━━━━━ DATA TO PROCESS ━━━━━

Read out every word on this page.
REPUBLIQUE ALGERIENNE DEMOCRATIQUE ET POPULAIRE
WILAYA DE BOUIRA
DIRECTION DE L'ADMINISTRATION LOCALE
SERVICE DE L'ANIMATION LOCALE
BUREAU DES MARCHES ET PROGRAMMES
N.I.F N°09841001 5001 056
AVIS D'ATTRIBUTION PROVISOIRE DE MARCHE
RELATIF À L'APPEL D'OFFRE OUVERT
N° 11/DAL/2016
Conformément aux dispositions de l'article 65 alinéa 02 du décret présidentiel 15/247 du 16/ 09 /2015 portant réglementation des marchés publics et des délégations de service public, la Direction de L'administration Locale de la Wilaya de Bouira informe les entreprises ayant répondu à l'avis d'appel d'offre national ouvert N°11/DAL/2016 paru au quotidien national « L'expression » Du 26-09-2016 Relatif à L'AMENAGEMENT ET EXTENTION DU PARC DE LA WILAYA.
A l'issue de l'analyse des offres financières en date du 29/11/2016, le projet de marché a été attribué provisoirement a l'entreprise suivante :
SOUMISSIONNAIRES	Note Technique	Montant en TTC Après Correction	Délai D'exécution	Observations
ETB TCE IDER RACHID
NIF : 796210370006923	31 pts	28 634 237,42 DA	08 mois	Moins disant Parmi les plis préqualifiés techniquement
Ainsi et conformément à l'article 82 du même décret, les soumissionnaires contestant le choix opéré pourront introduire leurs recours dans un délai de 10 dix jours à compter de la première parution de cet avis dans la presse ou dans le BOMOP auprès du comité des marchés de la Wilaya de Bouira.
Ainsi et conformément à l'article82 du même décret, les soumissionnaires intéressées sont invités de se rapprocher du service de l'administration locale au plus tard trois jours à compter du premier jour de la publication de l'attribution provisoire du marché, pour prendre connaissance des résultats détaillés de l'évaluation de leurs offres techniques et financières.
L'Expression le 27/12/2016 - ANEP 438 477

━━━━━

**INSTRUCTIONS FOR THE TASK**
Using the listing above, please repeat every entry exactly.

**RESPONSE TO THE EXERCISE**
Read out every word on this page.
REPUBLIQUE ALGERIENNE DEMOCRATIQUE ET POPULAIRE
WILAYA DE BOUIRA
DIRECTION DE L'ADMINISTRATION LOCALE
SERVICE DE L'ANIMATION LOCALE
BUREAU DES MARCHES ET PROGRAMMES
N.I.F N°09841001 5001 056
AVIS D'ATTRIBUTION PROVISOIRE DE MARCHE
RELATIF À L'APPEL D'OFFRE OUVERT
N° 11/DAL/2016
Conformément aux dispositions de l'article 65 alinéa 02 du décret présidentiel 15/247 du 16/ 09 /2015 portant réglementation des marchés publics et des délégations de service public, la Direction de L'administration Locale de la Wilaya de Bouira informe les entreprises ayant répondu à l'avis d'appel d'offre national ouvert N°11/DAL/2016 paru au quotidien national « L'expression » Du 26-09-2016 Relatif à L'AMENAGEMENT ET EXTENTION DU PARC DE LA WILAYA.
A l'issue de l'analyse des offres financières en date du 29/11/2016, le projet de marché a été attribué provisoirement a l'entreprise suivante :
SOUMISSIONNAIRES	Note Technique	Montant en TTC Après Correction	Délai D'exécution	Observations
ETB TCE IDER RACHID
NIF : 796210370006923	31 pts	28 634 237,42 DA	08 mois	Moins disant Parmi les plis préqualifiés techniquement
Ainsi et conformément à l'article 82 du même décret, les soumissionnaires contestant le choix opéré pourront introduire leurs recours dans un délai de 10 dix jours à compter de la première parution de cet avis dans la presse ou dans le BOMOP auprès du comité des marchés de la Wilaya de Bouira.
Ainsi et conformément à l'article82 du même décret, les soumissionnaires intéressées sont invités de se rapprocher du service de l'administration locale au plus tard trois jours à compter du premier jour de la publication de l'attribution provisoire du marché, pour prendre connaissance des résultats détaillés de l'évaluation de leurs offres techniques et financières.
L'Expression le 27/12/2016 - ANEP 438 477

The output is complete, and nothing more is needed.